[Stored items from a collection]

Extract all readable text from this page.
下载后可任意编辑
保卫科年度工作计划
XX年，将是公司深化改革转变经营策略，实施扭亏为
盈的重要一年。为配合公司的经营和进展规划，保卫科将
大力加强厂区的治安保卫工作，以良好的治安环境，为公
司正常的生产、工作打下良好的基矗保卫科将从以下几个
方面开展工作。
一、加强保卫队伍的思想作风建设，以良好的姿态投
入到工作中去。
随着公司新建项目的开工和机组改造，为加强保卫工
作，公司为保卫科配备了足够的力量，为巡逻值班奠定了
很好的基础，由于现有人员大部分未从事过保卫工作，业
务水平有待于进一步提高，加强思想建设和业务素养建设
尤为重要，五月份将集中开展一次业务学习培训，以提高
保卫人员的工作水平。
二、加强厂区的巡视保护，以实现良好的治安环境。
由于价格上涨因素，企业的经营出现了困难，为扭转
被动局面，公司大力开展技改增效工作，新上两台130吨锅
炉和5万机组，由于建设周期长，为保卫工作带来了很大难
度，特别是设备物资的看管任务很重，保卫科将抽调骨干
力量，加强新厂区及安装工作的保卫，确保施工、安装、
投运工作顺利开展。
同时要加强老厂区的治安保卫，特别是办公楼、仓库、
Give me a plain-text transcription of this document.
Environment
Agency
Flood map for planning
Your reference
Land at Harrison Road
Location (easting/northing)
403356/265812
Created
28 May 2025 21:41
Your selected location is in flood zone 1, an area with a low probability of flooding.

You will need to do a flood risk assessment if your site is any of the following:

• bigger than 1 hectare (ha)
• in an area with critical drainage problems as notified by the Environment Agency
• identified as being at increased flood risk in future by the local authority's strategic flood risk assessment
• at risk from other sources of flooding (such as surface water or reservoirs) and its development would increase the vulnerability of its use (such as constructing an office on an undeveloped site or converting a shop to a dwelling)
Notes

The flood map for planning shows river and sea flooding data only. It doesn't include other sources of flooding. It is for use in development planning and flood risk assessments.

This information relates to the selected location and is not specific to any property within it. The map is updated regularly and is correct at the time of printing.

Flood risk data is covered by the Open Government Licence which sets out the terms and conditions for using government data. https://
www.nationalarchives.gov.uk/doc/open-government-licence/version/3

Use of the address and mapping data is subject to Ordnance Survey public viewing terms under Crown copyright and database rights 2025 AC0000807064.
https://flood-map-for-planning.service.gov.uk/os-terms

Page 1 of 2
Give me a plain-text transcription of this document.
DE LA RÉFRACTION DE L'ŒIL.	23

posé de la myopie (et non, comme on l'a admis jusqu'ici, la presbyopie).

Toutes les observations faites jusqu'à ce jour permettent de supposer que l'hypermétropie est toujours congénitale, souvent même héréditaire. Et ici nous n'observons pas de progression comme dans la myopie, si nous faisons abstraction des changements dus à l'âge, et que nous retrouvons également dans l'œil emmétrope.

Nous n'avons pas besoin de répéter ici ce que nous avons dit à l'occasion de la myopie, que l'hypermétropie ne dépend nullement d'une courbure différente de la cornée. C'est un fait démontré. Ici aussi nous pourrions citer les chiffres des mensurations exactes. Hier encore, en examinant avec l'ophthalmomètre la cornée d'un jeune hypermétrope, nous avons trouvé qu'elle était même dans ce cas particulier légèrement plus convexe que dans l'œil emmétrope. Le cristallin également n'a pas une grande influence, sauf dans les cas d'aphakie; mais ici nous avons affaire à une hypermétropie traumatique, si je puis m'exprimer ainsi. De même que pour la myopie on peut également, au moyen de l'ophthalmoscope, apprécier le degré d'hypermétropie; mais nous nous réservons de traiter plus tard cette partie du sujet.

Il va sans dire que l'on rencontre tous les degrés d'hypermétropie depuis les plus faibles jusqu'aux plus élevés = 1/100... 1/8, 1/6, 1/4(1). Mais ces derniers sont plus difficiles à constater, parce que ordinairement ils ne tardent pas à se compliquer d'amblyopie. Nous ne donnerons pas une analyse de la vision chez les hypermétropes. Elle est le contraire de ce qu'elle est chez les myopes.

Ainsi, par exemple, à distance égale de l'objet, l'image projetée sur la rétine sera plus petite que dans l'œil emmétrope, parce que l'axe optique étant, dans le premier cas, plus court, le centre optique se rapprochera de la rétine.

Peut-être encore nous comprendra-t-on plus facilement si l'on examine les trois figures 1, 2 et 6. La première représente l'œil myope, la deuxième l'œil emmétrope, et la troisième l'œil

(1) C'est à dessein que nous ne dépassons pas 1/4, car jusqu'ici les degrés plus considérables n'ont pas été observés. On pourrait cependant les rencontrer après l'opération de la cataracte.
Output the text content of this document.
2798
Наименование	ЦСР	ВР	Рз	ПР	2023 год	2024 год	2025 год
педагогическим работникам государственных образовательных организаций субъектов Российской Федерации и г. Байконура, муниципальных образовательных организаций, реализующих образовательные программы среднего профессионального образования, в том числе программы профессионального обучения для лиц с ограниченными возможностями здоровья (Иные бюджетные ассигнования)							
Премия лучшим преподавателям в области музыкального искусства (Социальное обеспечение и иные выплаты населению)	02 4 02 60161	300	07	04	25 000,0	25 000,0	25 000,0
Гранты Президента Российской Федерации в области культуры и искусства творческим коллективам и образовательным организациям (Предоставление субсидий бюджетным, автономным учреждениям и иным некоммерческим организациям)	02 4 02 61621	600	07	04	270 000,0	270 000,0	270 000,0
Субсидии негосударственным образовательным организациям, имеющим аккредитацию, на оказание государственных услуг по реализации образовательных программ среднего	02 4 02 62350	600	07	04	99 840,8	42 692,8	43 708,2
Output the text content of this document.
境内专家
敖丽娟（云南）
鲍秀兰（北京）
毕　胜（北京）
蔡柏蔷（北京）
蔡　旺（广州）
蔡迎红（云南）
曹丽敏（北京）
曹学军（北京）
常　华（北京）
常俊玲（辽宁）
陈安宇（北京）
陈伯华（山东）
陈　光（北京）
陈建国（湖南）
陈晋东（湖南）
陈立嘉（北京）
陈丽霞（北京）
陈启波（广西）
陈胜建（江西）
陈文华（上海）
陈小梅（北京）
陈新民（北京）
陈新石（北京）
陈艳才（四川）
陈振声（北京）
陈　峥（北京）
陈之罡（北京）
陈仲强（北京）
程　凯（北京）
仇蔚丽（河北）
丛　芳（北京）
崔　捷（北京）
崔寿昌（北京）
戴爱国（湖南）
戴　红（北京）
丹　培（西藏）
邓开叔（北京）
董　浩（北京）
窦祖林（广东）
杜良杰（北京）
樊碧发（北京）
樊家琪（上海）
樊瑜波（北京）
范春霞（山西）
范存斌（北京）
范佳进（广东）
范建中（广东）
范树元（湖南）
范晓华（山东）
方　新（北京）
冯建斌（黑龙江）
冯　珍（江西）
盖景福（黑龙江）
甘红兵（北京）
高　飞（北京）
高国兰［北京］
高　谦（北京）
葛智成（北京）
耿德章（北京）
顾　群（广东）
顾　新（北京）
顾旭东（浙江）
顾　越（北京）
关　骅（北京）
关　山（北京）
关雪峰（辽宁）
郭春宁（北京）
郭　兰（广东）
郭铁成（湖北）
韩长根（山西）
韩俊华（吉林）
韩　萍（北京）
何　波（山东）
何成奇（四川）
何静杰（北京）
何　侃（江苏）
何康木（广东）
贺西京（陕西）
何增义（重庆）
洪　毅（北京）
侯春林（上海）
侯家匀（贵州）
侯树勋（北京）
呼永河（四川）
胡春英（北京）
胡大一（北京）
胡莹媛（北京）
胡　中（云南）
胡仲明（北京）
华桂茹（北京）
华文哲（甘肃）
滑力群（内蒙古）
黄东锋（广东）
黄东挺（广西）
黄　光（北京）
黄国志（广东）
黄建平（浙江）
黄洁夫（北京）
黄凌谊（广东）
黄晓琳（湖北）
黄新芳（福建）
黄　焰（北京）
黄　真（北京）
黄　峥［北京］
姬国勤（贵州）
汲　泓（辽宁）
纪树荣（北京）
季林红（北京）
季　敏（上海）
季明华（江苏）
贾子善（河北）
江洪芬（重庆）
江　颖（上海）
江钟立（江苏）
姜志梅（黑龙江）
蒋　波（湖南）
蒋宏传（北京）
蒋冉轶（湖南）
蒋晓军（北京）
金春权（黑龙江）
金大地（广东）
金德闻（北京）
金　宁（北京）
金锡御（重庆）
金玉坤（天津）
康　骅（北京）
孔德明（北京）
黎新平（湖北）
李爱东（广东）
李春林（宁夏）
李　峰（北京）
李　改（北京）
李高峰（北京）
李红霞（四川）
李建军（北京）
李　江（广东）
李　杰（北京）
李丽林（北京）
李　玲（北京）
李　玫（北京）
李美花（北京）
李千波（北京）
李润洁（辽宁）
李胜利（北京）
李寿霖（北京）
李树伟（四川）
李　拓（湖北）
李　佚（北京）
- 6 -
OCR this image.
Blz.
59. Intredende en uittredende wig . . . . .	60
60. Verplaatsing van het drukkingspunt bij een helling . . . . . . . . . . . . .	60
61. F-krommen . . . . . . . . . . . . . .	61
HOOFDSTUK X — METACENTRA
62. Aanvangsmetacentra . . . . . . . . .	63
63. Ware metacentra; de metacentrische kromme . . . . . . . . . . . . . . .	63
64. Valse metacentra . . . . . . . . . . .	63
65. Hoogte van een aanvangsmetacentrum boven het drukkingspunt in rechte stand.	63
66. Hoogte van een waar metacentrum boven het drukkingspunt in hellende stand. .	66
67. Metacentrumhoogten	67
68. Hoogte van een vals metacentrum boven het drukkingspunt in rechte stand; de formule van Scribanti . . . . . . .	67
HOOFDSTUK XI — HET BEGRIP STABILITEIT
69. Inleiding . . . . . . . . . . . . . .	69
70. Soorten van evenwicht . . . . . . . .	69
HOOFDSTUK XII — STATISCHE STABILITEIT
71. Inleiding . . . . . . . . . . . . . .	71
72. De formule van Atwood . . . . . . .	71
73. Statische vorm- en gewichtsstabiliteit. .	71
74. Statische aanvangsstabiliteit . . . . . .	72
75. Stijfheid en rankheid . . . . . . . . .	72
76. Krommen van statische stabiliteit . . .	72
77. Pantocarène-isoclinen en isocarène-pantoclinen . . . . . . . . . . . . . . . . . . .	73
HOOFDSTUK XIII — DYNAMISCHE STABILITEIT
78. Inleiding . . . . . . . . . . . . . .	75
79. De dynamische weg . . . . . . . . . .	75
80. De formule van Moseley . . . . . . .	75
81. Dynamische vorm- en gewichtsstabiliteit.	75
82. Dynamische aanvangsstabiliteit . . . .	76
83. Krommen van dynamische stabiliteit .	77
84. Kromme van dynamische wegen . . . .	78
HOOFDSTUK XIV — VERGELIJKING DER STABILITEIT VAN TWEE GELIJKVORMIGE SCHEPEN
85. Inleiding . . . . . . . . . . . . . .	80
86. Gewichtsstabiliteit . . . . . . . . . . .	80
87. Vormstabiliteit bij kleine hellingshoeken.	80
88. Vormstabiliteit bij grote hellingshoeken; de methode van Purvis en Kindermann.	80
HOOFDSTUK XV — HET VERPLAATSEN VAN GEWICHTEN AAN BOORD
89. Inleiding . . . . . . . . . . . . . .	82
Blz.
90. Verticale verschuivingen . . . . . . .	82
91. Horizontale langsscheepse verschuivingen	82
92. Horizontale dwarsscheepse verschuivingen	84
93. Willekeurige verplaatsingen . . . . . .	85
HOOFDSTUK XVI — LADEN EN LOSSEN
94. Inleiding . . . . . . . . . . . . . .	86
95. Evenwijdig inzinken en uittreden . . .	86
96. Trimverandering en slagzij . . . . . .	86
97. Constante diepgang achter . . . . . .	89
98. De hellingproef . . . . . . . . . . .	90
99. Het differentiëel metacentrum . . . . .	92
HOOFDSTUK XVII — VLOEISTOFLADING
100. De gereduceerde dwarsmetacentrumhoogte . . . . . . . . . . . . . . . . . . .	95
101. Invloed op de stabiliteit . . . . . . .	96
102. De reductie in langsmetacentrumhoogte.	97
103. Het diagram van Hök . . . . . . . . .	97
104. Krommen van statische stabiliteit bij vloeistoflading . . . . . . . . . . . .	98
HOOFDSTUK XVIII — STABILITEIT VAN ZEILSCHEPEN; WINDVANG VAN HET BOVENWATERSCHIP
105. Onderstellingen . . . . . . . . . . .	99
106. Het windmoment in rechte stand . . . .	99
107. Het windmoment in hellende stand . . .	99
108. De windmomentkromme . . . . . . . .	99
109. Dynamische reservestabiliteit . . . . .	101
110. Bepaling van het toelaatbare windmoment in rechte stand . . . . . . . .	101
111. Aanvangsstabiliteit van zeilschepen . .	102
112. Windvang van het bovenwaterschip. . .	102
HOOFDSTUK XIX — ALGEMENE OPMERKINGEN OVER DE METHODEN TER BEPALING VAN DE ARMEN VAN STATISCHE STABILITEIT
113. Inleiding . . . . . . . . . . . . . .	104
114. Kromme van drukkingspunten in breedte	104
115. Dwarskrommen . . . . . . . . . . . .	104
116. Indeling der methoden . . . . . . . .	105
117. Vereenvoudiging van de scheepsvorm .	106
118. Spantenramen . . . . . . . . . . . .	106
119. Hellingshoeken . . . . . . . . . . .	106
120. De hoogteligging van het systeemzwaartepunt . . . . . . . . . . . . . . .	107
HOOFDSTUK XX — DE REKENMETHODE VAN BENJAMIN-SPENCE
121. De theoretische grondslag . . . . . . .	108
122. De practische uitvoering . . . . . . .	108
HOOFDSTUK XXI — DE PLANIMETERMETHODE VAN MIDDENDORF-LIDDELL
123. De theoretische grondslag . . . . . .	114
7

#### Exercise objective
What is the number of lines in these records that contain "образовательных"? Reply with the number only.

#### Task output
2